__Lista de tareas__:
A: ¿Puedes reproducir al pie de la letra el pasaje del texto sobre Alejandra Pizarnik que va desde "El 27 de Junio" hasta "por el estilo."?
B: Según el texto sobre Alejandra Pizarnik, ¿qué aconsejaba Apollinaire y con qué propósito? Responde en una a tres oraciones.
C: En el texto sobre Alejandra Pizarnik, ¿qué clase de novela decía ella que le gustaría escribir?

__Extracto de página__:
---*---
Alejandra Pizarnik. La angustia interminable
>> miércoles, 22 de septiembre de 2010
El 25 de septiembre se cumple un nuevo aniversario del suicidio de la poeta. Aquí, un recorrido por sus intentos de novela autobiográfica y su fascinación por los diarios de escritores.
Alejandra Pizarnik tiene dieciocho años, acaba de empezar sus estudios universitarios, y ya tiene claro que quiere dedicarse a escribir.
El 27 de Junio anota:
"El vacío. Apollinaire aconsejaba para vencer el vacío escribir una palabra, luego otra y otra hasta que se llene". Las primeras páginas del Diario son floridas, y entre sus arborescencias, como pequeñas semillas, va sembrando frases, palabras, imágenes, de cuyos brotes nacerán, también, sus primeros poemas.
Pero su verdadero deseo, su meta, es expresada de inmediato al año siguiente: "¿Y la novela? Me gustaría una novela autobiográfica, pero escrita en tercera persona." Alejandra nunca escribe esa novela. Se escribe, sí, a sí misma. Se convierte en una poetisa canónica.
Hace de ella un personaje: aquel que César Aira, en su libro Alejandra Pizarnik , intenta desterrar del imaginario construido alrededor de la figura de la autora: el de "la pequeña náufraga", "la niña extraviada", la "estatua deshabitada de sí misma" y cosas por el estilo.
---*---
__Datos para revisar__:

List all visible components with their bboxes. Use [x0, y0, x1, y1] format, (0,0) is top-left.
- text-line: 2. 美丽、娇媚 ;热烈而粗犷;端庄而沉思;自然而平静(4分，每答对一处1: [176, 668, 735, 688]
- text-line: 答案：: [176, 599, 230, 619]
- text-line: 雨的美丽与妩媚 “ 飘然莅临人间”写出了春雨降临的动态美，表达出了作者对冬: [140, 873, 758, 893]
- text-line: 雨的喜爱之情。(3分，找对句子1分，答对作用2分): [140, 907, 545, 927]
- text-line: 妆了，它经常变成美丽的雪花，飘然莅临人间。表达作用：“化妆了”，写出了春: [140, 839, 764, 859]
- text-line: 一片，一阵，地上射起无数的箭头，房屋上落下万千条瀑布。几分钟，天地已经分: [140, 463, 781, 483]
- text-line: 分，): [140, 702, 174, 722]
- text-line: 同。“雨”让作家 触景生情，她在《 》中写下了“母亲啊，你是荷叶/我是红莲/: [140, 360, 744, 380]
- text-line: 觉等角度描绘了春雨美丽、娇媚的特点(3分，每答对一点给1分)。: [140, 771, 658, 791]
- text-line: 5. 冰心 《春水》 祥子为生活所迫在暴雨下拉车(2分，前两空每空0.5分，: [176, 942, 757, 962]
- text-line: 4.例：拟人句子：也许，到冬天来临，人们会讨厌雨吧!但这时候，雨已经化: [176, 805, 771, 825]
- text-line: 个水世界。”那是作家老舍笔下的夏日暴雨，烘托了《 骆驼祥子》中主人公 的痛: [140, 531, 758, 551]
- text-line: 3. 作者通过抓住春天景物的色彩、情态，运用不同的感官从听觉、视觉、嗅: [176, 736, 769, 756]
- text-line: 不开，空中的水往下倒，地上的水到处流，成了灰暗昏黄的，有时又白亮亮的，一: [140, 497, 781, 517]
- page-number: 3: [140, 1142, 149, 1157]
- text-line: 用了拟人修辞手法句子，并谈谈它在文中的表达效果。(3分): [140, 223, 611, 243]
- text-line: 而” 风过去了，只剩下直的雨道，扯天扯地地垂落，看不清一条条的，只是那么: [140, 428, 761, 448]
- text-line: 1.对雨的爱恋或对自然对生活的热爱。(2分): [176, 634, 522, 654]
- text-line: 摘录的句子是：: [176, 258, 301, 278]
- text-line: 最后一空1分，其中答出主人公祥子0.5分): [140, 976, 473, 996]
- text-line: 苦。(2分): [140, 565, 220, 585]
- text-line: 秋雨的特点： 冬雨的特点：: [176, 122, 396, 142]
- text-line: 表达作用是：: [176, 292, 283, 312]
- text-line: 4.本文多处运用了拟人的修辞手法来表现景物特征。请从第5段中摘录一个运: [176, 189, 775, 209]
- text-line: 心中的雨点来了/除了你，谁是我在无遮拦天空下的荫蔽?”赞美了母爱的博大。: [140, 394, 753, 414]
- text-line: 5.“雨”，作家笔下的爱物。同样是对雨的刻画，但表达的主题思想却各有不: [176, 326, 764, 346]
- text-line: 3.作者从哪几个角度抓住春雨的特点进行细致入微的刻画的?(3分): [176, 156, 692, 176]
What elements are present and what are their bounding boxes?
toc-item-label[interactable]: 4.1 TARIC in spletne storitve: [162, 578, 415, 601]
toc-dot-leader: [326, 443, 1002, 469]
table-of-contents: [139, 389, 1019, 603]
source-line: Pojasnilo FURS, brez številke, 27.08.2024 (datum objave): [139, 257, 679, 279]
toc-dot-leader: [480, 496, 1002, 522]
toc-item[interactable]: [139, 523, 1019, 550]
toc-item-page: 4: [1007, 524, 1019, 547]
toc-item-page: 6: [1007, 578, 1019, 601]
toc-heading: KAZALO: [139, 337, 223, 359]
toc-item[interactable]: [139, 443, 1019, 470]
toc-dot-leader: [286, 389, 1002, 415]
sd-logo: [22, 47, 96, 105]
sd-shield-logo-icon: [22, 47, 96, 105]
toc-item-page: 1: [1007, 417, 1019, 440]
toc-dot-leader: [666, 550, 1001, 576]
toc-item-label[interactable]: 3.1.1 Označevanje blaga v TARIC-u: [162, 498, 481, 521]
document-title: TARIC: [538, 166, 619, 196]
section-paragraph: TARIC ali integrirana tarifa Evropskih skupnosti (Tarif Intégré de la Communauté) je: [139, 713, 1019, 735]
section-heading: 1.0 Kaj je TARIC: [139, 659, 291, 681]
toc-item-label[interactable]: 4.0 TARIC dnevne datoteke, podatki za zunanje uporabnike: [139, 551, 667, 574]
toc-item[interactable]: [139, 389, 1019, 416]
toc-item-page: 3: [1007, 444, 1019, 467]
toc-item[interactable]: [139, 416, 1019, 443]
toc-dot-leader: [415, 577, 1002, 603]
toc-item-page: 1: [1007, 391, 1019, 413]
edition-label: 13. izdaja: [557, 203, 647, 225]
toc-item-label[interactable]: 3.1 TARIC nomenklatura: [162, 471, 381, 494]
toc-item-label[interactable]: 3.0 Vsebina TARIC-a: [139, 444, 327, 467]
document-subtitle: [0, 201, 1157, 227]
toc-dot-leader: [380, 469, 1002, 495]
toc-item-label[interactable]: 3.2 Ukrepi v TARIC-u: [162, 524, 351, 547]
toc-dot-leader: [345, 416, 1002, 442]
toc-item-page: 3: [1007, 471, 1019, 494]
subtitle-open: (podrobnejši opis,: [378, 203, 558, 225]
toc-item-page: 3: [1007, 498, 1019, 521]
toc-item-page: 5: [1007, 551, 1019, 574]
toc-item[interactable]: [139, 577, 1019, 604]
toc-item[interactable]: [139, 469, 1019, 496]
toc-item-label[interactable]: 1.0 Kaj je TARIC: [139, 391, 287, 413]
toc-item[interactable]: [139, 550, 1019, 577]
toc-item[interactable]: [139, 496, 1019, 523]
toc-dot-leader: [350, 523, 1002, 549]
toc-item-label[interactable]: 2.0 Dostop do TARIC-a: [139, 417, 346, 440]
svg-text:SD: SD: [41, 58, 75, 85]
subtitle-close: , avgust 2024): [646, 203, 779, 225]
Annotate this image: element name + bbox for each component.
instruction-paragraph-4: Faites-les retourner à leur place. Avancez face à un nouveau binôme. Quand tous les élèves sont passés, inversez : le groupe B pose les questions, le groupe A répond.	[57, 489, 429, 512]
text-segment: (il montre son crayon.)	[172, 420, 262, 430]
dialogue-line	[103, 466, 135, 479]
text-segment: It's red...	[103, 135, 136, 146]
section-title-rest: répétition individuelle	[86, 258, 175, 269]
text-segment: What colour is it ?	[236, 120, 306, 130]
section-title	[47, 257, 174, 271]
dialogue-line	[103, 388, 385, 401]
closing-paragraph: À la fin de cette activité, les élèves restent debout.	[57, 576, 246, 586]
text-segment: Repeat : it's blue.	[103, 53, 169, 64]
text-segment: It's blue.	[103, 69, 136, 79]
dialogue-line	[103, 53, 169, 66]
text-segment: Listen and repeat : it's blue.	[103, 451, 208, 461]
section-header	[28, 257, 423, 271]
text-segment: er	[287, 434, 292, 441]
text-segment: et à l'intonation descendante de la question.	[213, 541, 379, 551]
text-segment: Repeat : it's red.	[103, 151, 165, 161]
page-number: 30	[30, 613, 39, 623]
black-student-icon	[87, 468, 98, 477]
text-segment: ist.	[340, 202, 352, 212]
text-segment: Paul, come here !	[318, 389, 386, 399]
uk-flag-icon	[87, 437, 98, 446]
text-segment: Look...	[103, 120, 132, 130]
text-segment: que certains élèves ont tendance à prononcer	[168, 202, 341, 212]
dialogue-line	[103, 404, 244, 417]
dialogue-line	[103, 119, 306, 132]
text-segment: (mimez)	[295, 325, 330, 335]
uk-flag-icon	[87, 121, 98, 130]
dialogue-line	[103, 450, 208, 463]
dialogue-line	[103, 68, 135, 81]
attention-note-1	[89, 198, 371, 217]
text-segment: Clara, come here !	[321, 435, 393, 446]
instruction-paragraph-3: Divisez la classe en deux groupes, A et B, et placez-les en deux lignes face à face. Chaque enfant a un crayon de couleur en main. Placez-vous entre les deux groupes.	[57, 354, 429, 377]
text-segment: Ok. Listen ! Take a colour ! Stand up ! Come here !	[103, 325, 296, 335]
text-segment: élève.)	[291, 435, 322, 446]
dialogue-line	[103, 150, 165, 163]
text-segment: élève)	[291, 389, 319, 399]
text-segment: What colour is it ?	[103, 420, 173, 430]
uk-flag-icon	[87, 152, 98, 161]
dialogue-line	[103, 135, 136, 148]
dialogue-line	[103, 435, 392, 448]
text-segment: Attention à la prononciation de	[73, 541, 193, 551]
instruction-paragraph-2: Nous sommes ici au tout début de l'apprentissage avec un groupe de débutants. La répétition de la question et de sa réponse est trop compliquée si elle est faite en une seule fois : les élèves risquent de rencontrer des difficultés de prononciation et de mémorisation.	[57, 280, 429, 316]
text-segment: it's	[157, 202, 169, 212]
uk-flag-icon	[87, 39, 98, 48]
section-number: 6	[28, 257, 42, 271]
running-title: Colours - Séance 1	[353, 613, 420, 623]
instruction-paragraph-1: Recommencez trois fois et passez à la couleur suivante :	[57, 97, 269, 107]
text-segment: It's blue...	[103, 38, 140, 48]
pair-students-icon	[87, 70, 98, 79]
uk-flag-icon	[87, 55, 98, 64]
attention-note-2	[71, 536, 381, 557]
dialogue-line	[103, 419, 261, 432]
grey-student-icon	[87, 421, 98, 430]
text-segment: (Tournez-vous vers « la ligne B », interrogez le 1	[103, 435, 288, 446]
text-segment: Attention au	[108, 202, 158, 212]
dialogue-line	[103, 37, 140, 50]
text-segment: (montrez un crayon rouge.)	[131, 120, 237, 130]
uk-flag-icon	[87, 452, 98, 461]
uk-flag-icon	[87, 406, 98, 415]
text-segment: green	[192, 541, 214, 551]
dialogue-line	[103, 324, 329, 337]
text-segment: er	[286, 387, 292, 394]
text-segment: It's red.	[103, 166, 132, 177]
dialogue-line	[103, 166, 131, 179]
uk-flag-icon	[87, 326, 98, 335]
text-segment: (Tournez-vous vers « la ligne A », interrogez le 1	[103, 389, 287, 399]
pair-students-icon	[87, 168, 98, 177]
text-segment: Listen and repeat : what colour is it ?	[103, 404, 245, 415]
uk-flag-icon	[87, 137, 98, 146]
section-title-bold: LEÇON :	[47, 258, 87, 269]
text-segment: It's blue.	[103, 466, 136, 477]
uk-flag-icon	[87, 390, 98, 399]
---*---
__Soluciones en orden__:
A:
El 27 de Junio anota:
"El vacío. Apollinaire aconsejaba para vencer el vacío escribir una palabra, luego otra y otra hasta que se llene". Las primeras páginas del Diario son floridas, y entre sus arborescencias, como pequeñas semillas, va sembrando frases, palabras, imágenes, de cuyos brotes nacerán, también, sus primeros poemas.
Pero su verdadero deseo, su meta, es expresada de inmediato al año siguiente: "¿Y la novela? Me gustaría una novela autobiográfica, pero escrita en tercera persona." Alejandra nunca escribe esa novela. Se escribe, sí, a sí misma. Se convierte en una poetisa canónica.
Hace de ella un personaje: aquel que César Aira, en su libro Alejandra Pizarnik , intenta desterrar del imaginario construido alrededor de la figura de la autora: el de "la pequeña náufraga", "la niña extraviada", la "estatua deshabitada de sí misma" y cosas por el estilo.

B: Apollinaire aconsejaba escribir una palabra, luego otra y otra, hasta que el vacío se llenara. Su propósito era vencer el vacío.

C: Una novela autobiográfica, pero escrita en tercera persona.